#### Exercise prompt:
In the listing below, pick out lines with "即时办理".

#### Data to use:
════════════════════

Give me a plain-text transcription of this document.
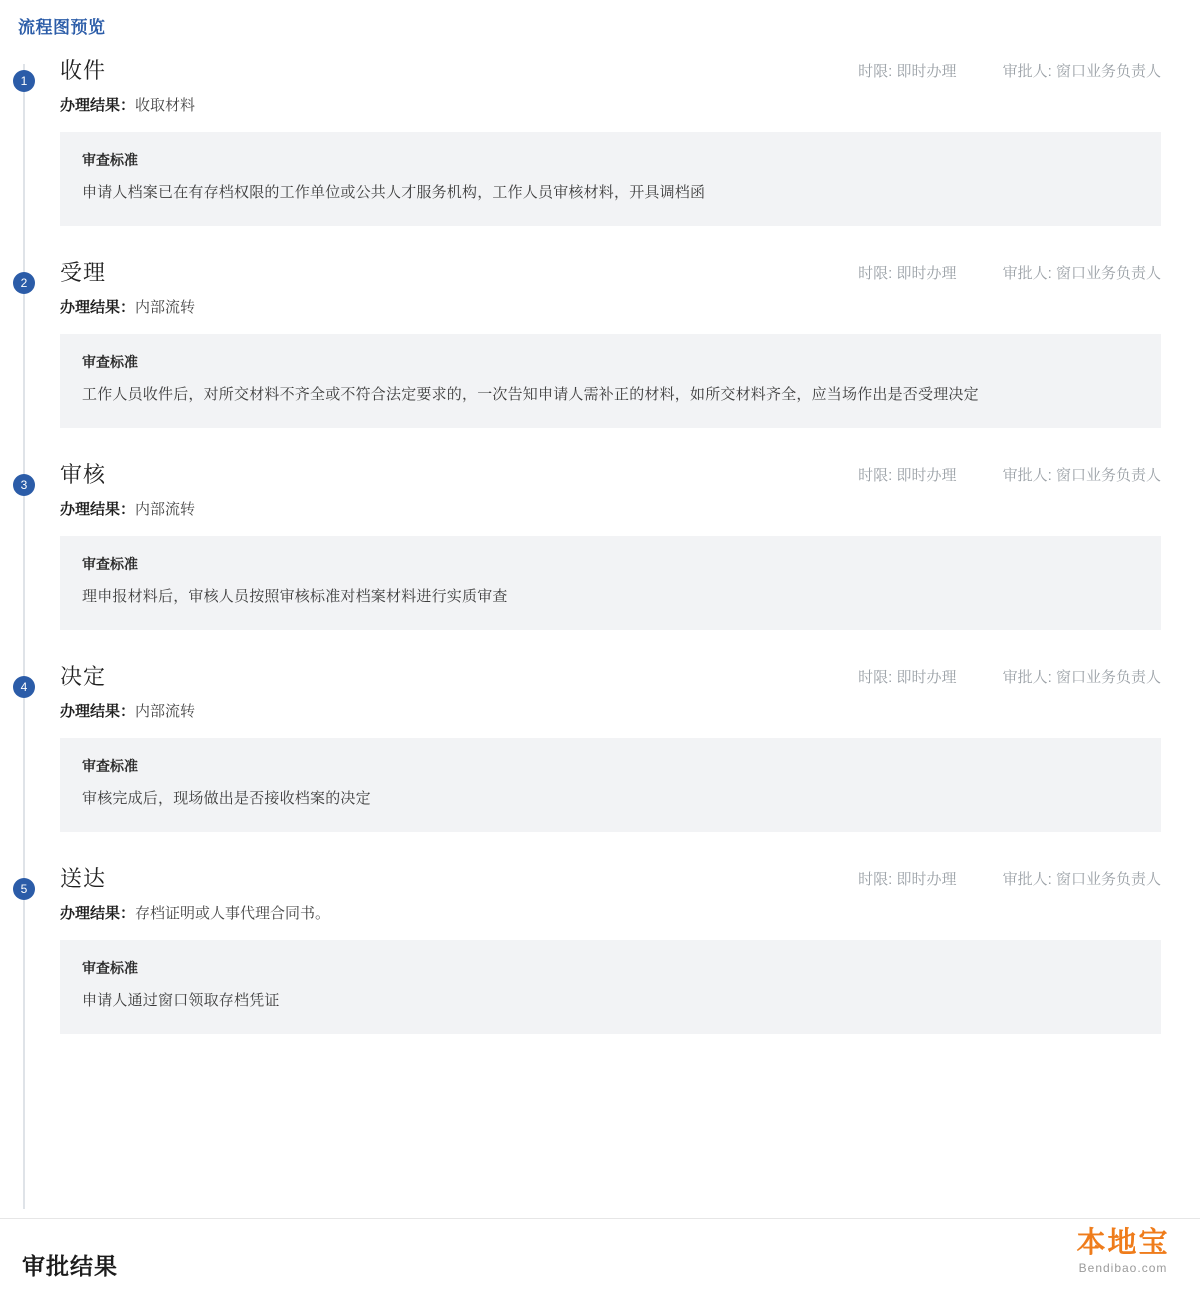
流程图预览
1	收件	时限: 即时办理	审批人: 窗口业务负责人
办理结果：收取材料
审查标准
申请人档案已在有存档权限的工作单位或公共人才服务机构，工作人员审核材料，开具调档函
2	受理	时限: 即时办理	审批人: 窗口业务负责人
办理结果：内部流转
审查标准
工作人员收件后，对所交材料不齐全或不符合法定要求的，一次告知申请人需补正的材料，如所交材料齐全，应当场作出是否受理决定
3	审核	时限: 即时办理	审批人: 窗口业务负责人
办理结果：内部流转
审查标准
理申报材料后，审核人员按照审核标准对档案材料进行实质审查
4	决定	时限: 即时办理	审批人: 窗口业务负责人
办理结果：内部流转
审查标准
审核完成后，现场做出是否接收档案的决定
5	送达	时限: 即时办理	审批人: 窗口业务负责人
办理结果：存档证明或人事代理合同书。
审查标准
申请人通过窗口领取存档凭证
审批结果
本地宝
Bendibao.com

════════════════════

#### The response:
1	收件	时限: 即时办理	审批人: 窗口业务负责人
2	受理	时限: 即时办理	审批人: 窗口业务负责人
3	审核	时限: 即时办理	审批人: 窗口业务负责人
4	决定	时限: 即时办理	审批人: 窗口业务负责人
5	送达	时限: 即时办理	审批人: 窗口业务负责人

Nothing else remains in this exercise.